# [Work to complete]
Set the listing down again exactly, please, apart from its pictures.

═════ Records to process

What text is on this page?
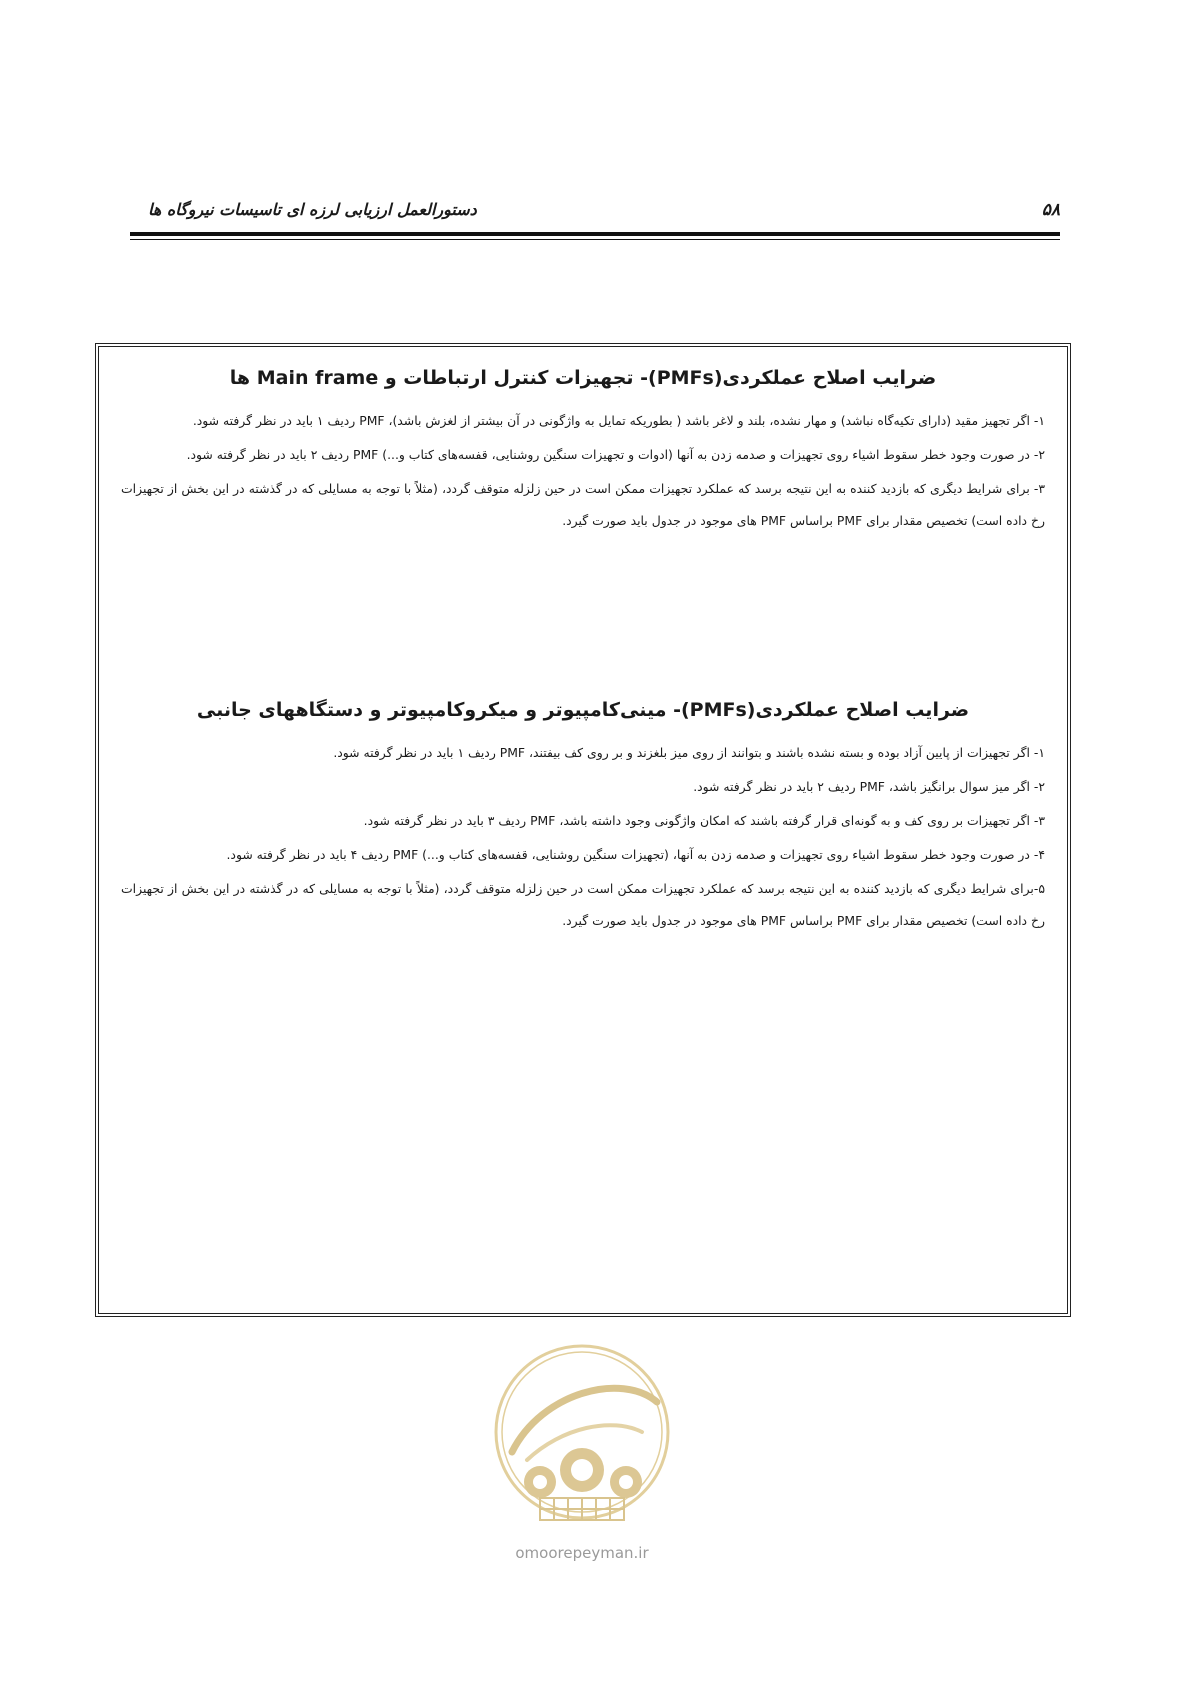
دستورالعمل ارزیابی لرزه ای تاسیسات نیروگاه ها	۵۸
ضرایب اصلاح عملکردی(PMFs)- تجهیزات کنترل ارتباطات و Main frame ها

۱- اگر تجهیز مقید (دارای تکیه‌گاه نباشد) و مهار نشده، بلند و لاغر باشد ( بطوریکه تمایل به واژگونی در آن بیشتر از لغزش باشد)، PMF ردیف ۱ باید در نظر گرفته شود.

۲- در صورت وجود خطر سقوط اشیاء روی تجهیزات و صدمه زدن به آنها (ادوات و تجهیزات سنگین روشنایی، قفسه‌های کتاب و...) PMF ردیف ۲ باید در نظر گرفته شود.

۳- برای شرایط دیگری که بازدید کننده به این نتیجه برسد که عملکرد تجهیزات ممکن است در حین زلزله متوقف گردد، (مثلاً با توجه به مسایلی که در گذشته در این بخش از تجهیزات رخ داده است) تخصیص مقدار برای PMF براساس PMF های موجود در جدول باید صورت گیرد.

ضرایب اصلاح عملکردی(PMFs)- مینی‌کامپیوتر و میکروکامپیوتر و دستگاههای جانبی

۱- اگر تجهیزات از پایین آزاد بوده و بسته نشده باشند و بتوانند از روی میز بلغزند و بر روی کف بیفتند، PMF ردیف ۱ باید در نظر گرفته شود.

۲- اگر میز سوال برانگیز باشد، PMF ردیف ۲ باید در نظر گرفته شود.

۳- اگر تجهیزات بر روی کف و به گونه‌ای قرار گرفته باشند که امکان واژگونی وجود داشته باشد، PMF ردیف ۳ باید در نظر گرفته شود.

۴- در صورت وجود خطر سقوط اشیاء روی تجهیزات و صدمه زدن به آنها، (تجهیزات سنگین روشنایی، قفسه‌های کتاب و...) PMF ردیف ۴ باید در نظر گرفته شود.

۵-برای شرایط دیگری که بازدید کننده به این نتیجه برسد که عملکرد تجهیزات ممکن است در حین زلزله متوقف گردد، (مثلاً با توجه به مسایلی که در گذشته در این بخش از تجهیزات رخ داده است) تخصیص مقدار برای PMF براساس PMF های موجود در جدول باید صورت گیرد.

omoorepeyman.ir
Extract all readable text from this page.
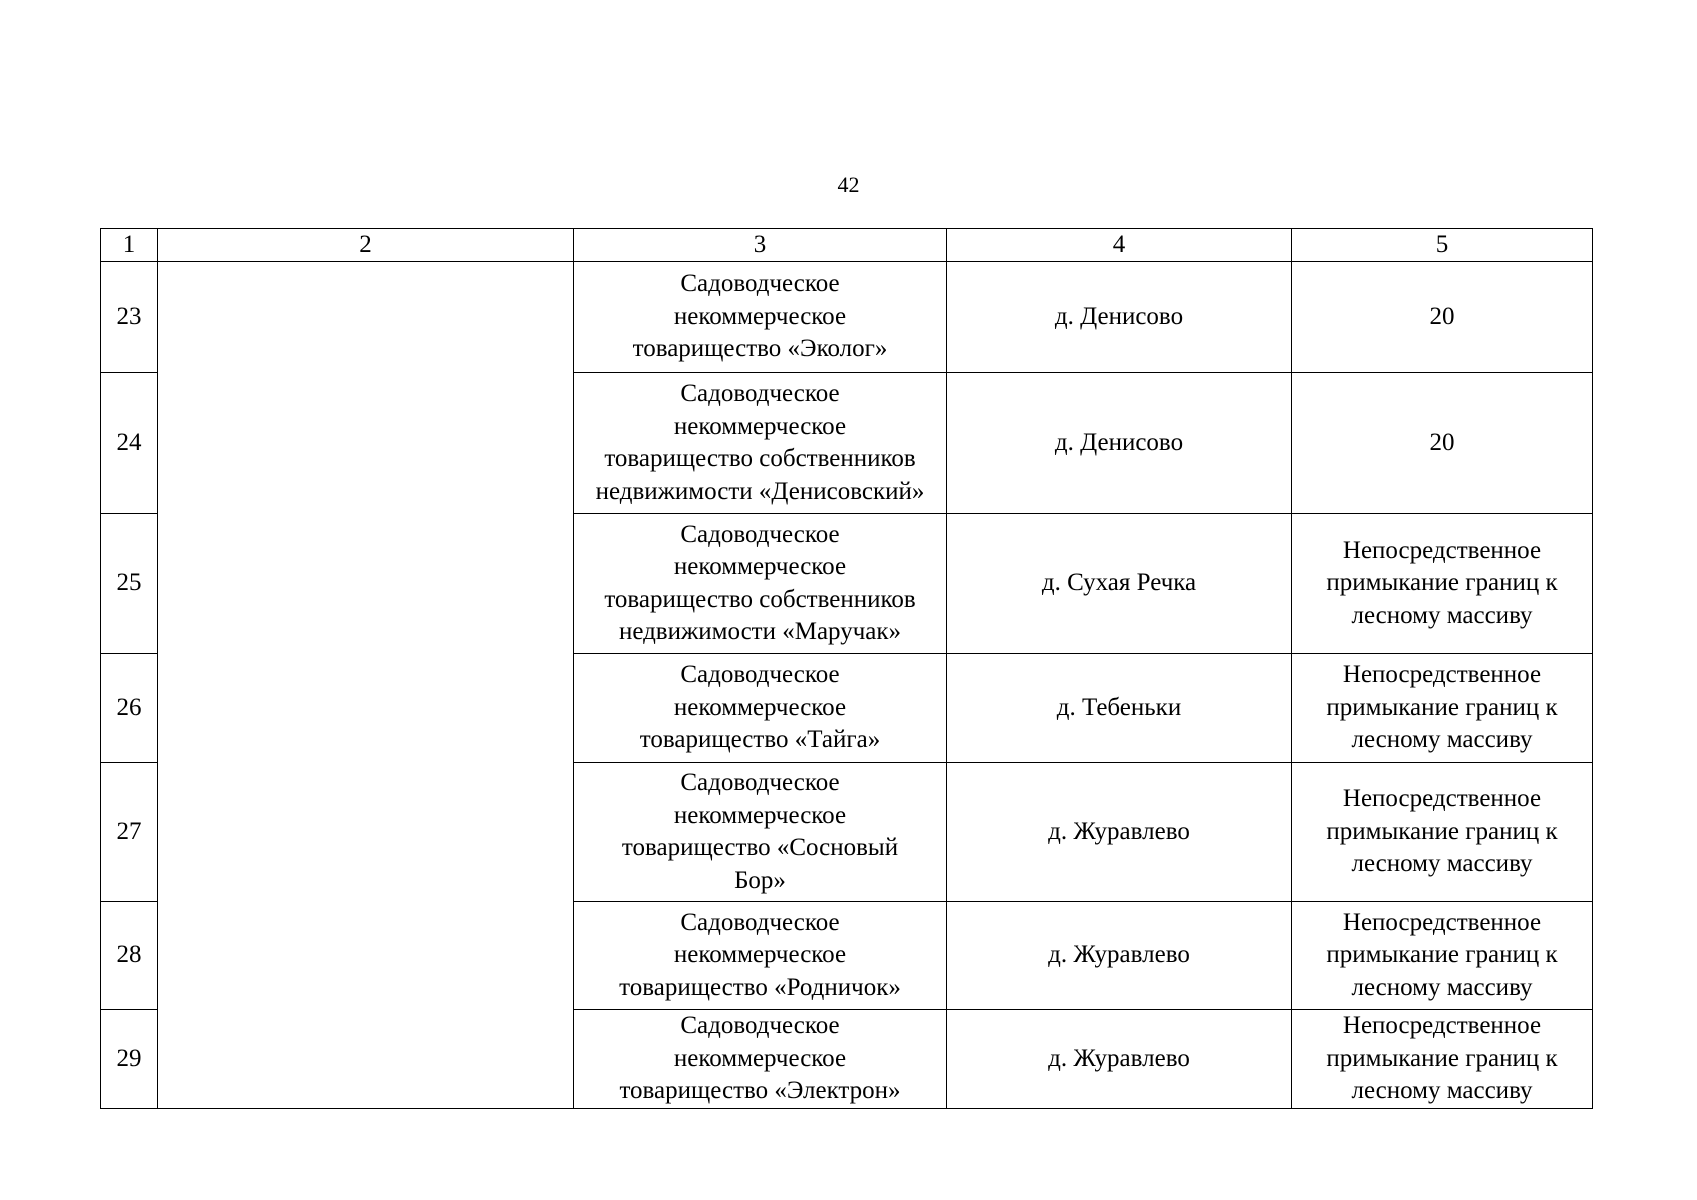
42
1	2	3	4	5
23		Садоводческое
некоммерческое
товарищество «Эколог»	д. Денисово	20

24		Садоводческое
некоммерческое
товарищество собственников
недвижимости «Денисовский»	д. Денисово	20

25		Садоводческое
некоммерческое
товарищество собственников
недвижимости «Маручак»	д. Сухая Речка	Непосредственное
примыкание границ к
лесному массиву

26		Садоводческое
некоммерческое
товарищество «Тайга»	д. Тебеньки	Непосредственное
примыкание границ к
лесному массиву

27		Садоводческое
некоммерческое
товарищество «Сосновый
Бор»	д. Журавлево	Непосредственное
примыкание границ к
лесному массиву

28		Садоводческое
некоммерческое
товарищество «Родничок»	д. Журавлево	Непосредственное
примыкание границ к
лесному массиву

29		Садоводческое
некоммерческое
товарищество «Электрон»	д. Журавлево	Непосредственное
примыкание границ к
лесному массиву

══════════

# [Solution for this exercise]
What text is on this page?
دستورالعمل ارزیابی لرزه ای تاسیسات نیروگاه ها	۵۸
ضرایب اصلاح عملکردی(PMFs)- تجهیزات کنترل ارتباطات و Main frame ها

۱- اگر تجهیز مقید (دارای تکیه‌گاه نباشد) و مهار نشده، بلند و لاغر باشد ( بطوریکه تمایل به واژگونی در آن بیشتر از لغزش باشد)، PMF ردیف ۱ باید در نظر گرفته شود.

۲- در صورت وجود خطر سقوط اشیاء روی تجهیزات و صدمه زدن به آنها (ادوات و تجهیزات سنگین روشنایی، قفسه‌های کتاب و...) PMF ردیف ۲ باید در نظر گرفته شود.

۳- برای شرایط دیگری که بازدید کننده به این نتیجه برسد که عملکرد تجهیزات ممکن است در حین زلزله متوقف گردد، (مثلاً با توجه به مسایلی که در گذشته در این بخش از تجهیزات رخ داده است) تخصیص مقدار برای PMF براساس PMF های موجود در جدول باید صورت گیرد.

ضرایب اصلاح عملکردی(PMFs)- مینی‌کامپیوتر و میکروکامپیوتر و دستگاههای جانبی

۱- اگر تجهیزات از پایین آزاد بوده و بسته نشده باشند و بتوانند از روی میز بلغزند و بر روی کف بیفتند، PMF ردیف ۱ باید در نظر گرفته شود.

۲- اگر میز سوال برانگیز باشد، PMF ردیف ۲ باید در نظر گرفته شود.

۳- اگر تجهیزات بر روی کف و به گونه‌ای قرار گرفته باشند که امکان واژگونی وجود داشته باشد، PMF ردیف ۳ باید در نظر گرفته شود.

۴- در صورت وجود خطر سقوط اشیاء روی تجهیزات و صدمه زدن به آنها، (تجهیزات سنگین روشنایی، قفسه‌های کتاب و...) PMF ردیف ۴ باید در نظر گرفته شود.

۵-برای شرایط دیگری که بازدید کننده به این نتیجه برسد که عملکرد تجهیزات ممکن است در حین زلزله متوقف گردد، (مثلاً با توجه به مسایلی که در گذشته در این بخش از تجهیزات رخ داده است) تخصیص مقدار برای PMF براساس PMF های موجود در جدول باید صورت گیرد.

omoorepeyman.ir
Extract all readable text from this page.
42
1	2	3	4	5
23		Садоводческое
некоммерческое
товарищество «Эколог»	д. Денисово	20

24		Садоводческое
некоммерческое
товарищество собственников
недвижимости «Денисовский»	д. Денисово	20

25		Садоводческое
некоммерческое
товарищество собственников
недвижимости «Маручак»	д. Сухая Речка	Непосредственное
примыкание границ к
лесному массиву

26		Садоводческое
некоммерческое
товарищество «Тайга»	д. Тебеньки	Непосредственное
примыкание границ к
лесному массиву

27		Садоводческое
некоммерческое
товарищество «Сосновый
Бор»	д. Журавлево	Непосредственное
примыкание границ к
лесному массиву

28		Садоводческое
некоммерческое
товарищество «Родничок»	д. Журавлево	Непосредственное
примыкание границ к
лесному массиву

29		Садоводческое
некоммерческое
товарищество «Электрон»	д. Журавлево	Непосредственное
примыкание границ к
лесному массиву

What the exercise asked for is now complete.